> [Your objective]: Extract each line bearing the word "theorieën".

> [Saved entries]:
┌────────

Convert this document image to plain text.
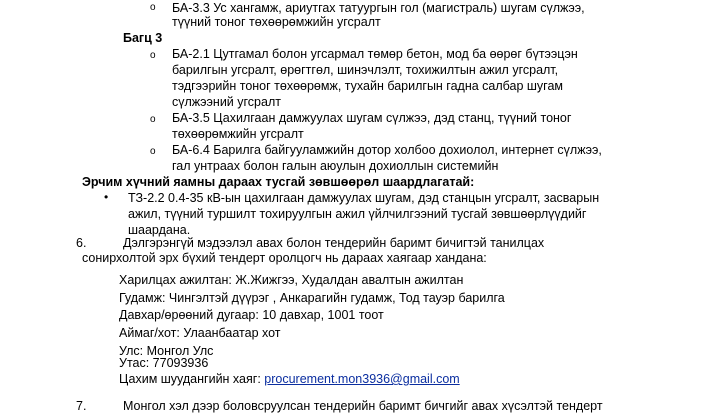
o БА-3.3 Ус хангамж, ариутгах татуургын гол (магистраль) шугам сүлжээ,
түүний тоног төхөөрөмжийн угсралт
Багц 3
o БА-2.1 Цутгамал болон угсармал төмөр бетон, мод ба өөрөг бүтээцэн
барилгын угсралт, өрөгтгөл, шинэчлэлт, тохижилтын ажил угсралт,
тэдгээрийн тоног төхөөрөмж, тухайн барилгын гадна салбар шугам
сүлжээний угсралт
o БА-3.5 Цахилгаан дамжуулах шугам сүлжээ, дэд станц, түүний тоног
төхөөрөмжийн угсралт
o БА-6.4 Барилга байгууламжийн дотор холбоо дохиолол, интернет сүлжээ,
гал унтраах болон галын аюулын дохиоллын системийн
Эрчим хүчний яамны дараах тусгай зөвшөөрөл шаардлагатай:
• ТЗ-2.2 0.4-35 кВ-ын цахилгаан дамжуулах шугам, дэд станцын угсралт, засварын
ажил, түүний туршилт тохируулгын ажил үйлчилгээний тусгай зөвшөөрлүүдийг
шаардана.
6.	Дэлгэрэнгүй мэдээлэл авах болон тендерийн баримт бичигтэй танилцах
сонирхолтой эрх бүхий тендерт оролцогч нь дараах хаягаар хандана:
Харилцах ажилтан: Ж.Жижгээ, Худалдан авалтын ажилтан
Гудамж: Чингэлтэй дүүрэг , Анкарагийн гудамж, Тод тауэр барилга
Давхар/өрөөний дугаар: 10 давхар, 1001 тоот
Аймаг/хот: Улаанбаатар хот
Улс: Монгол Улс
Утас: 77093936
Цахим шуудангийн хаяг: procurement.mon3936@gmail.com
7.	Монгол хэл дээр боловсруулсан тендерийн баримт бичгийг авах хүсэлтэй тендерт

└────────
┌────────

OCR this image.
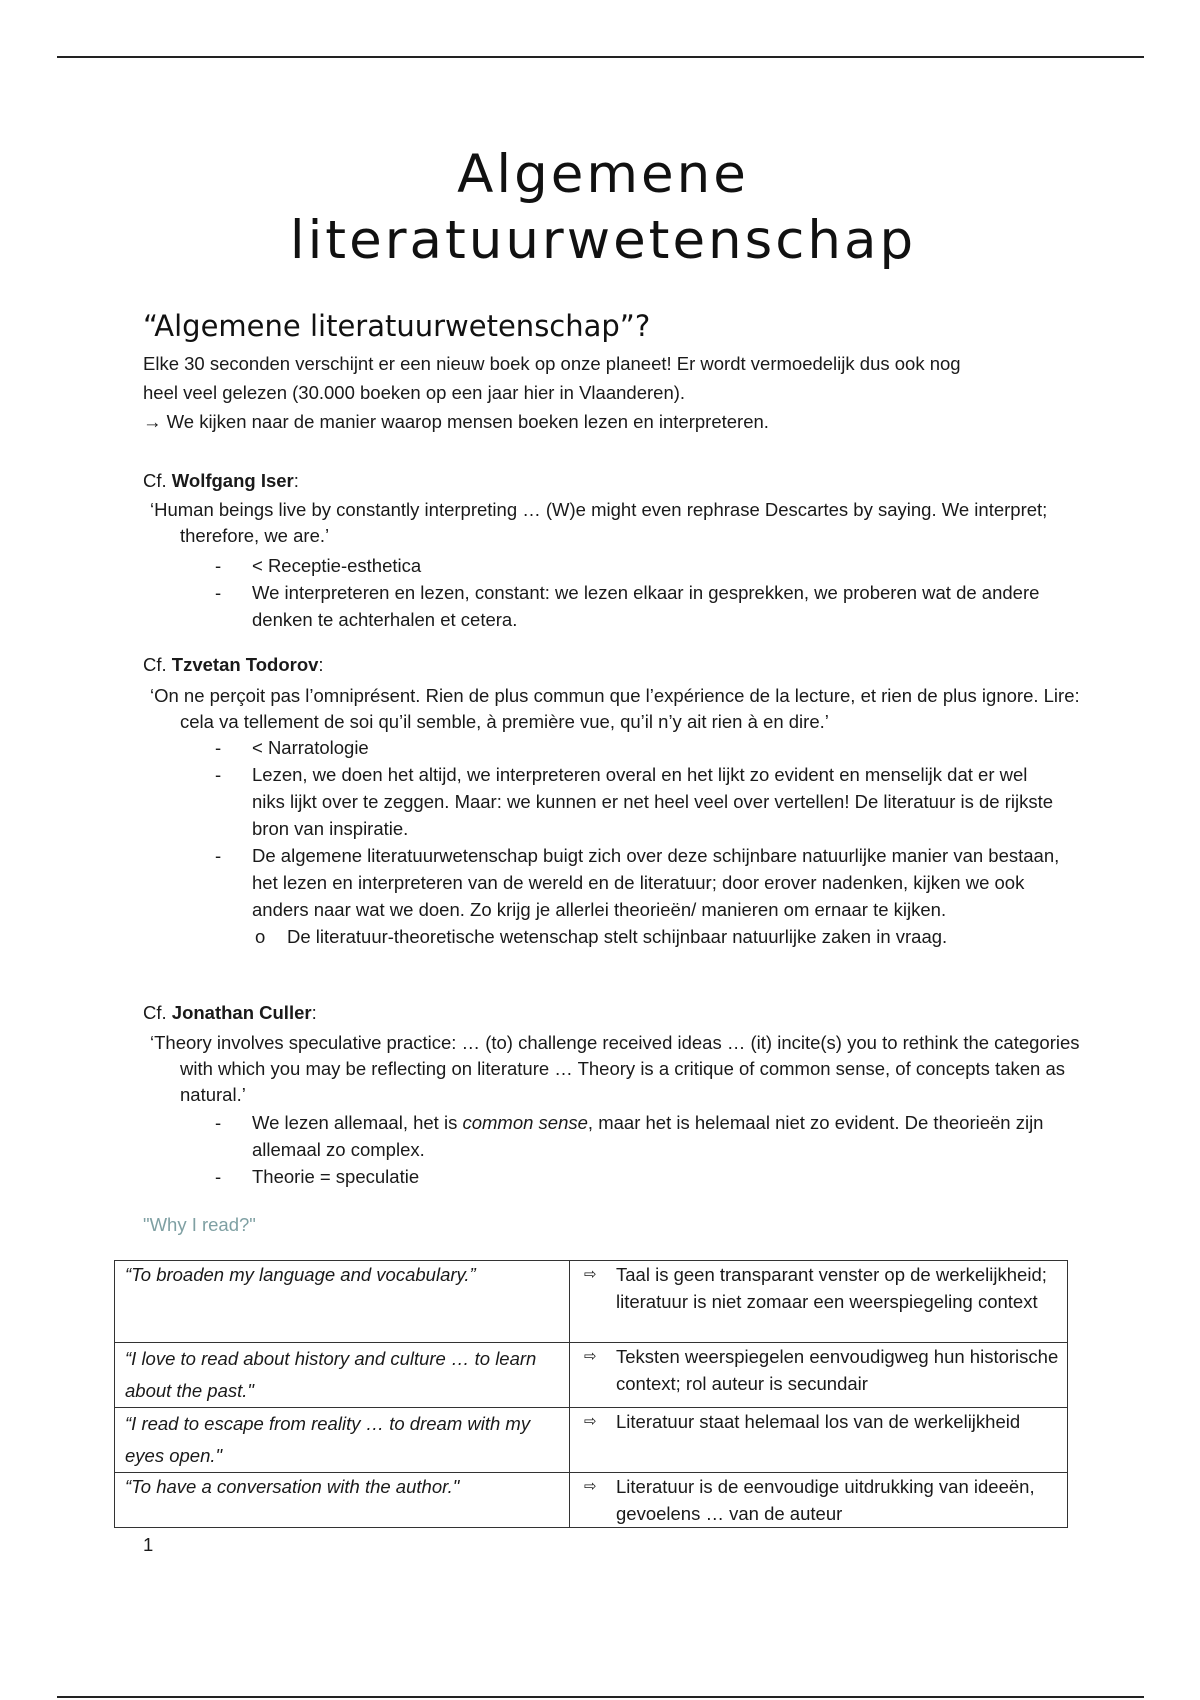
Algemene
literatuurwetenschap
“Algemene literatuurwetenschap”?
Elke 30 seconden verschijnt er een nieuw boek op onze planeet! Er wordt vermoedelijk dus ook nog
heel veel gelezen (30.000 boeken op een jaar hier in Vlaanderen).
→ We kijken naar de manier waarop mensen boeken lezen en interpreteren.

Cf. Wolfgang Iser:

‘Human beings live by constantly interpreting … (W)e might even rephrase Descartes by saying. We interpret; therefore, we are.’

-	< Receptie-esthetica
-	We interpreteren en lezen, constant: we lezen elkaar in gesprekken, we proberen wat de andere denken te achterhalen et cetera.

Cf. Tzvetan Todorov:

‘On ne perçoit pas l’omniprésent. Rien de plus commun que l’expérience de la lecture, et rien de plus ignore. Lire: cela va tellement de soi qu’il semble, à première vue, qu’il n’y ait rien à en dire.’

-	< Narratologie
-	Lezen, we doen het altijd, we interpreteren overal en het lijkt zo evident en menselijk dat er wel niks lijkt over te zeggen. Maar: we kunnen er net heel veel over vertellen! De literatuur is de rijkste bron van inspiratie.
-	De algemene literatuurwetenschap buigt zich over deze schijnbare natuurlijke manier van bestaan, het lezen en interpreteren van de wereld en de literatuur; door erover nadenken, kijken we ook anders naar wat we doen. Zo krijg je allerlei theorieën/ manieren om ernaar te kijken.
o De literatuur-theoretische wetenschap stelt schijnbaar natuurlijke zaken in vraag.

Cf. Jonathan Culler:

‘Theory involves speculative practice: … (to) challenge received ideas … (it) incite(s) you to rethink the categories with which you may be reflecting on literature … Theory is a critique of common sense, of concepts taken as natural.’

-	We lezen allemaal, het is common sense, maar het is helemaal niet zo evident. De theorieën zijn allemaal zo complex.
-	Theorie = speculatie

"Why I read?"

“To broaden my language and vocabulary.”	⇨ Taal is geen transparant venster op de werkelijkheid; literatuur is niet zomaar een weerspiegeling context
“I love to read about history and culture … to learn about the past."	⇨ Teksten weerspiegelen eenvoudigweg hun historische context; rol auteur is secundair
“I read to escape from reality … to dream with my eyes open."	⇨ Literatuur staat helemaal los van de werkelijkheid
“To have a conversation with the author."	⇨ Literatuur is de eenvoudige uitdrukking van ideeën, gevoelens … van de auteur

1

└────────

> [Written response]:
-	De algemene literatuurwetenschap buigt zich over deze schijnbare natuurlijke manier van bestaan, het lezen en interpreteren van de wereld en de literatuur; door erover nadenken, kijken we ook anders naar wat we doen. Zo krijg je allerlei theorieën/ manieren om ernaar te kijken.
-	We lezen allemaal, het is common sense, maar het is helemaal niet zo evident. De theorieën zijn allemaal zo complex.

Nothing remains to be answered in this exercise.